* _The exercise_:
Identify each line below containing the string "项目名称" and copy it.

[Saved entries]
+ + +
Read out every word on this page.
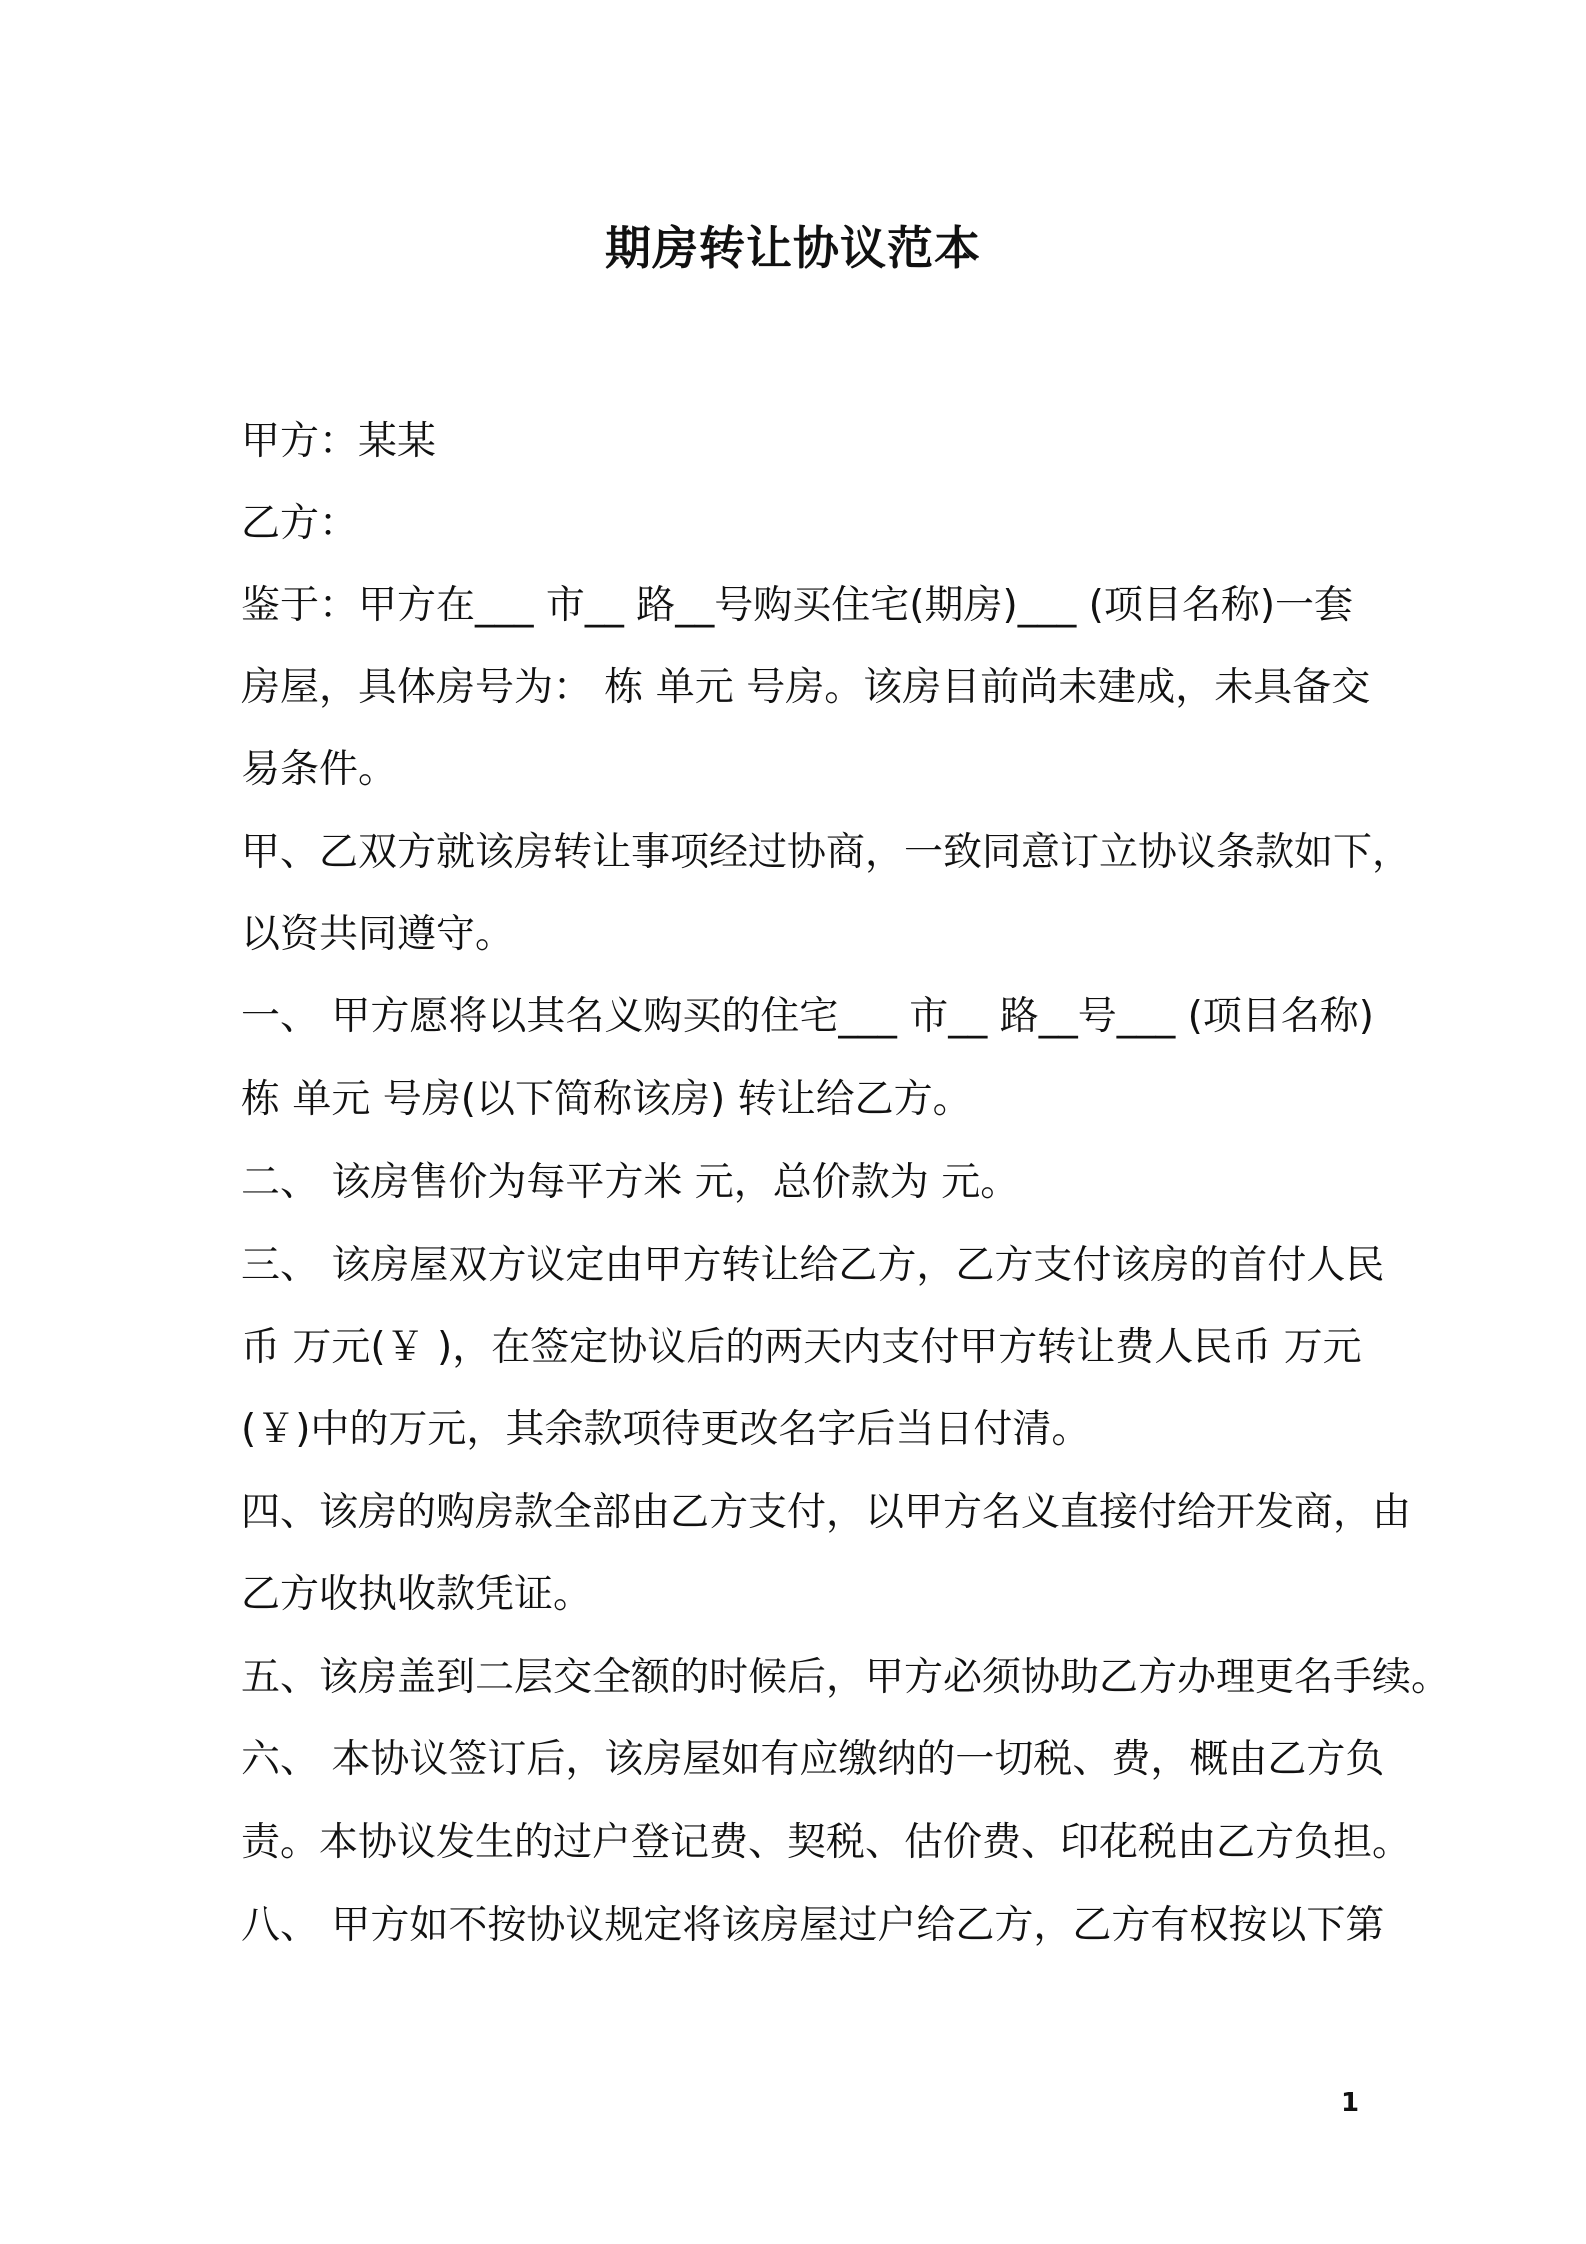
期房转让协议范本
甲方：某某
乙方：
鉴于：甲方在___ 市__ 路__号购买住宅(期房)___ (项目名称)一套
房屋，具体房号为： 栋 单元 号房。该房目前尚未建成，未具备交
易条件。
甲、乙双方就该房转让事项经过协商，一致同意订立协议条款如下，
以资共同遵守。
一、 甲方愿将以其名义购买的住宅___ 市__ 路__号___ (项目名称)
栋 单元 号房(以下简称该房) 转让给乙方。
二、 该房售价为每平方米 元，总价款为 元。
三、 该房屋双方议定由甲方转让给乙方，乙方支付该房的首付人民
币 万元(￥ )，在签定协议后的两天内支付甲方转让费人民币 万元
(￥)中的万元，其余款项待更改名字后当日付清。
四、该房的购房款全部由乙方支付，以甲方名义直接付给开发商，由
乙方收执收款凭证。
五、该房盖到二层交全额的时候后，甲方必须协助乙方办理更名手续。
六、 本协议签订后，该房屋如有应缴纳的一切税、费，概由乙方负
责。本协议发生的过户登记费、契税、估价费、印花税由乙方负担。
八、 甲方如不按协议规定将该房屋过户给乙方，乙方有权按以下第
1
+ + +
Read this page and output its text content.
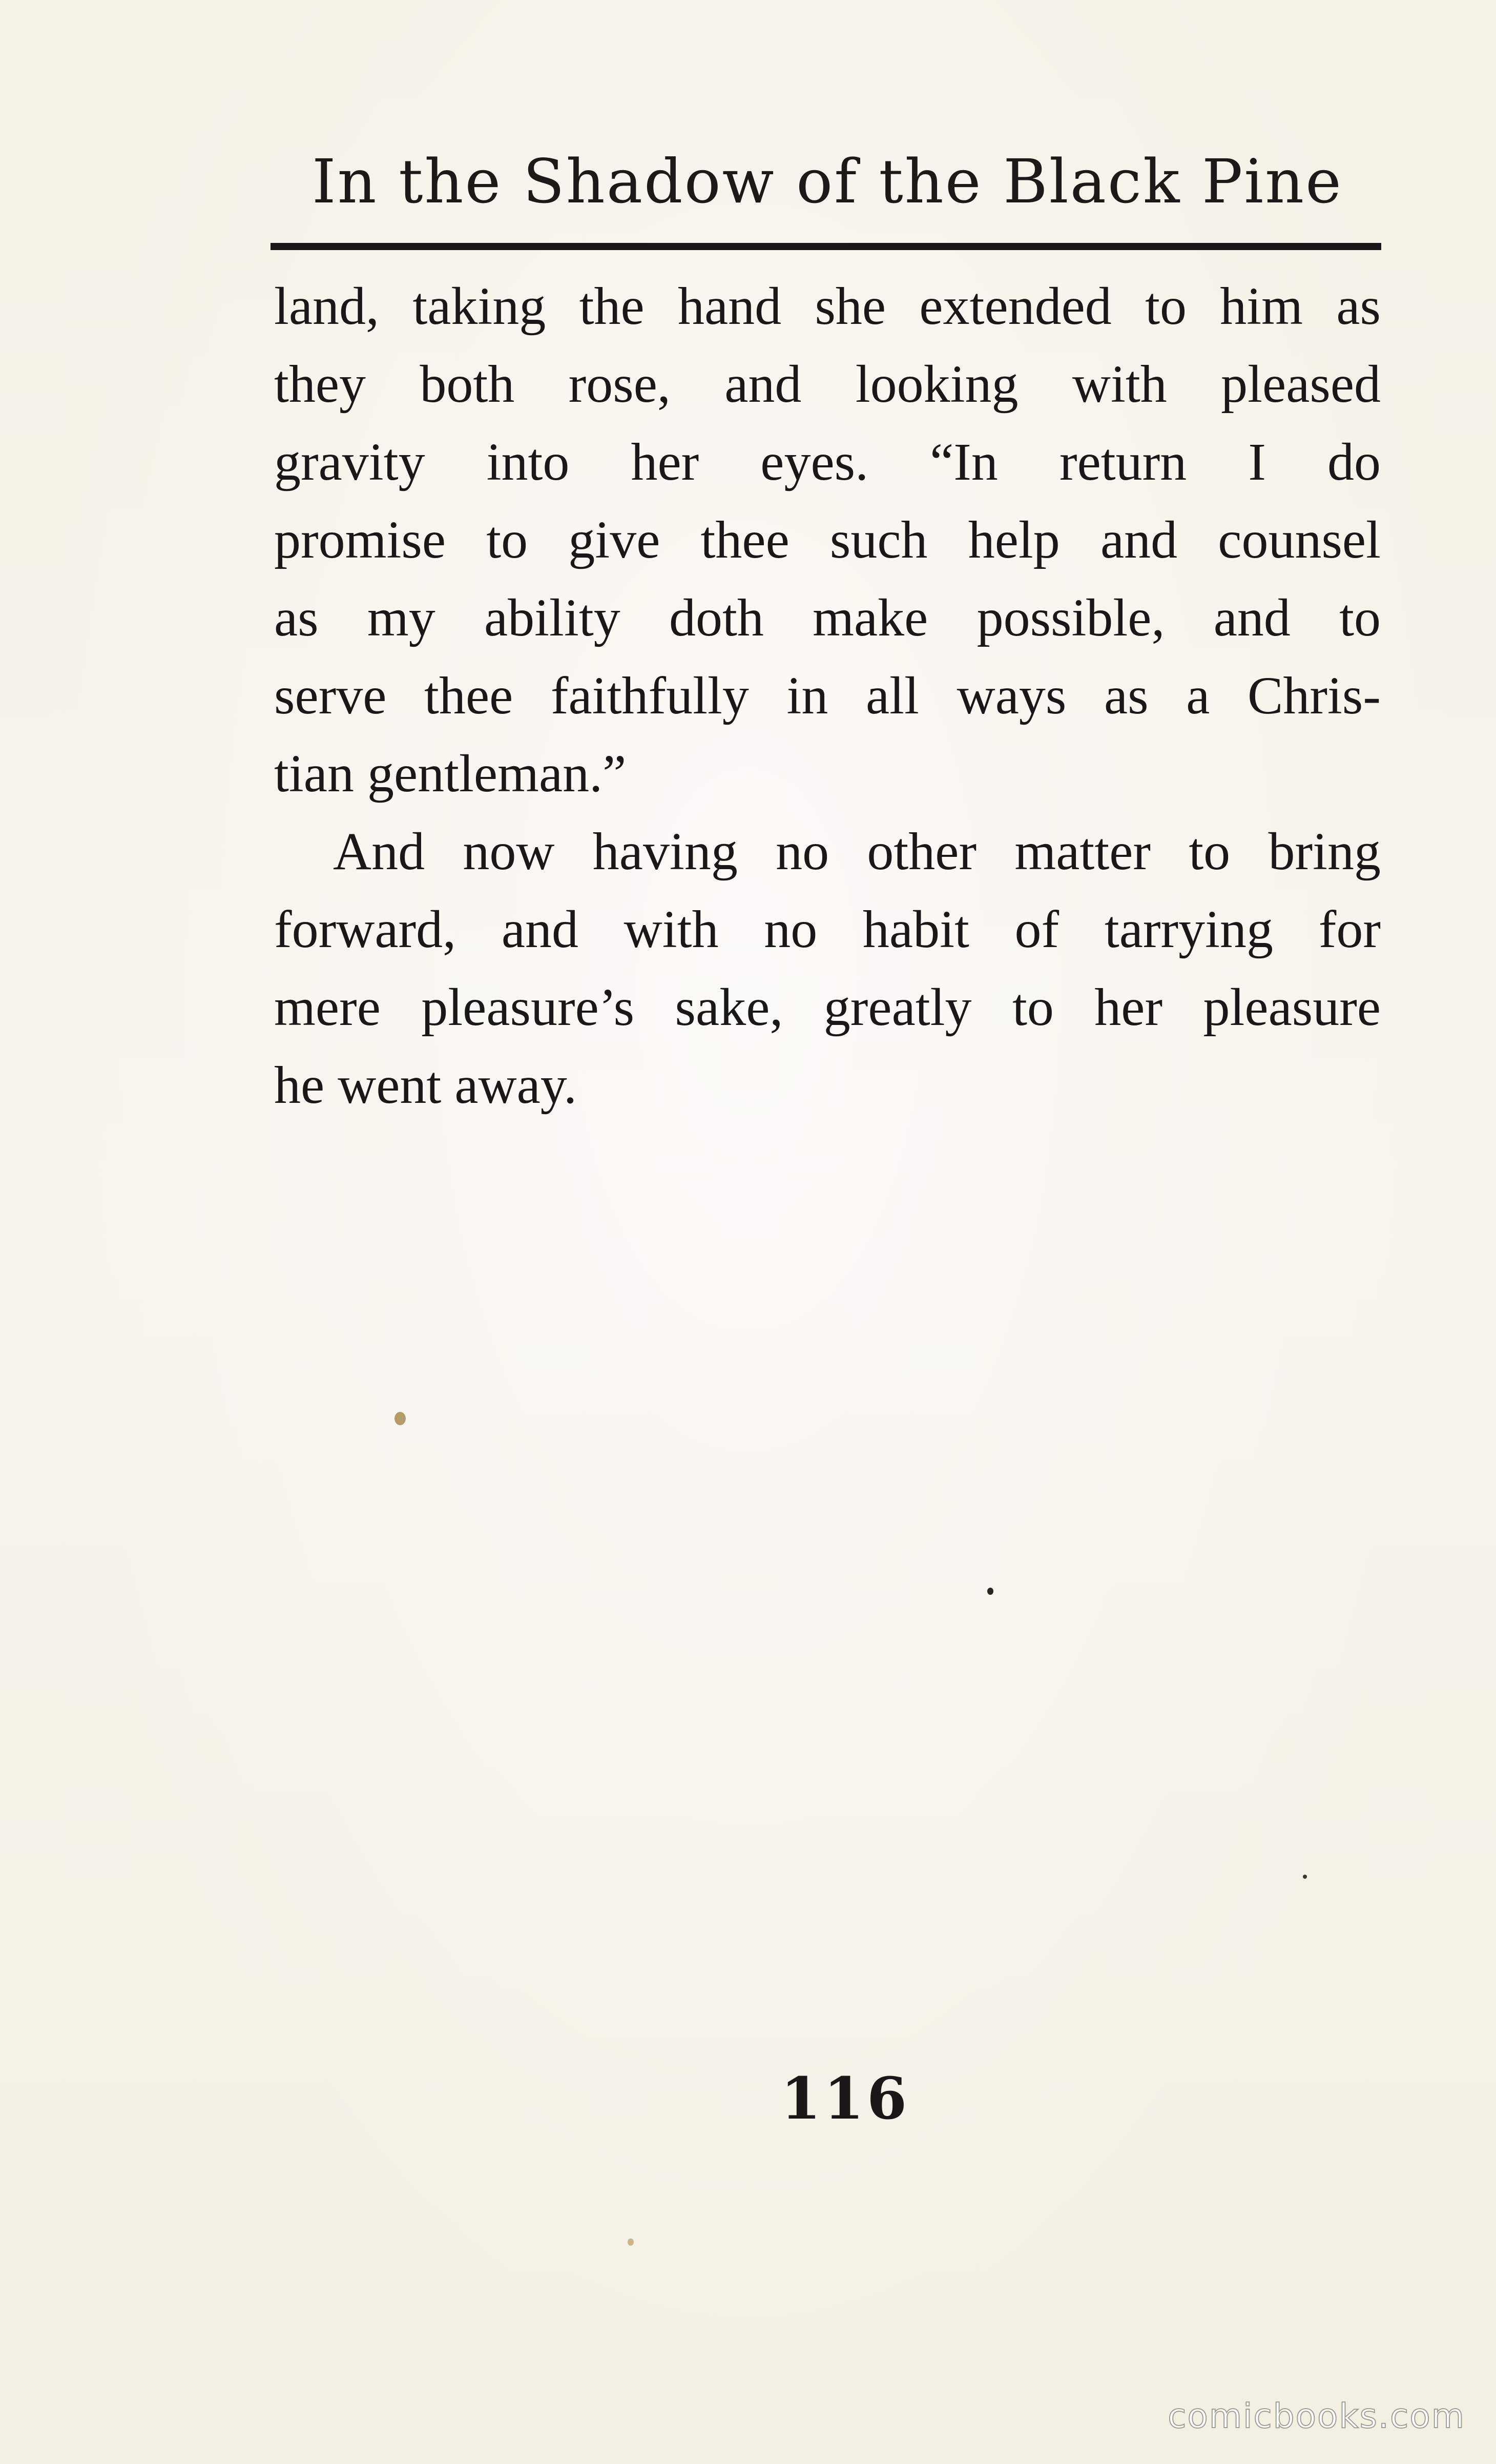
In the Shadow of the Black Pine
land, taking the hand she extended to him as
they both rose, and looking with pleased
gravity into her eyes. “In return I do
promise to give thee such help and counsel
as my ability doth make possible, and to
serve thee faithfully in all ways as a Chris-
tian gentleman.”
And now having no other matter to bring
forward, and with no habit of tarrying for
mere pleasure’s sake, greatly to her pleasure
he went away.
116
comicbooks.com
+ + +
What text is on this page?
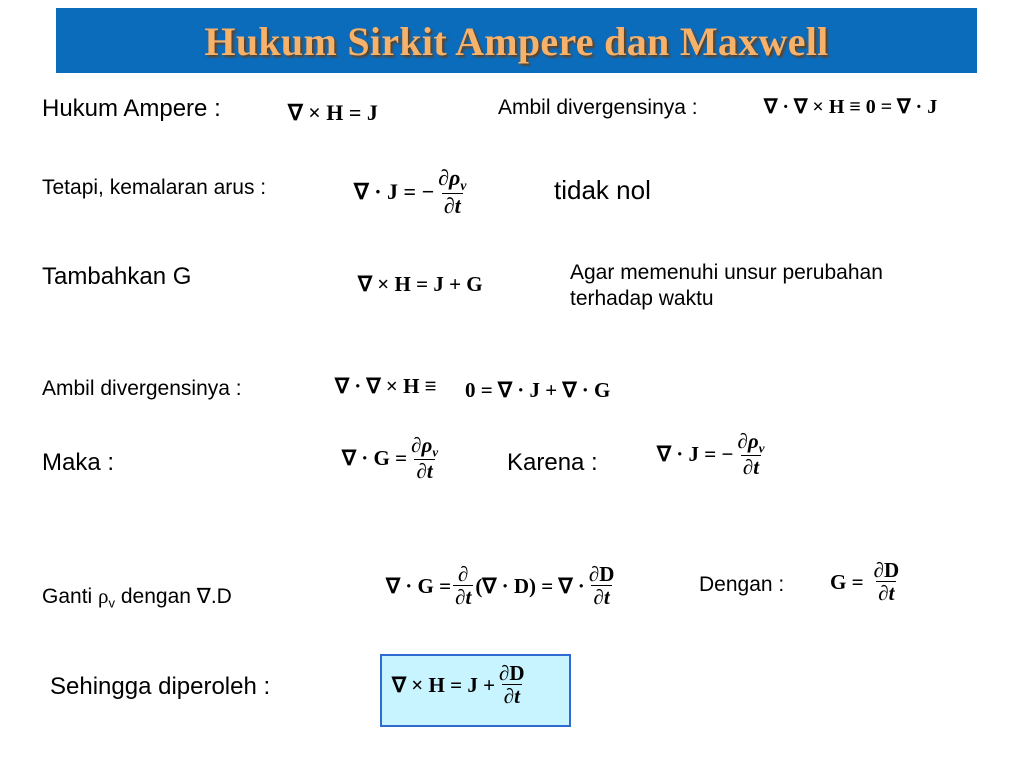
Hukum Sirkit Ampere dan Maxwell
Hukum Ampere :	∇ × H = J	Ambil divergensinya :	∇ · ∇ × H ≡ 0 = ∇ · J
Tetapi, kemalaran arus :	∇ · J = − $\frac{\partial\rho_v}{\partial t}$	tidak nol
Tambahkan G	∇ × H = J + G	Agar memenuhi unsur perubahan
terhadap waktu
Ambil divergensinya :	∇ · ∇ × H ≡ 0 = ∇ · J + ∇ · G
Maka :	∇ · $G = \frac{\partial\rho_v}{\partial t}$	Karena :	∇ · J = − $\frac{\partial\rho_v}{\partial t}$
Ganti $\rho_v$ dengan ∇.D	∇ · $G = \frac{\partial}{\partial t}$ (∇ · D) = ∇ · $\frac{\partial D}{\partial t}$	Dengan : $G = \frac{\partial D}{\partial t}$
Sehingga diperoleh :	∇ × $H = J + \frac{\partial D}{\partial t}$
+ + +
* _Full response_:
鉴于：甲方在___ 市__ 路__号购买住宅(期房)___ (项目名称)一套
一、 甲方愿将以其名义购买的住宅___ 市__ 路__号___ (项目名称)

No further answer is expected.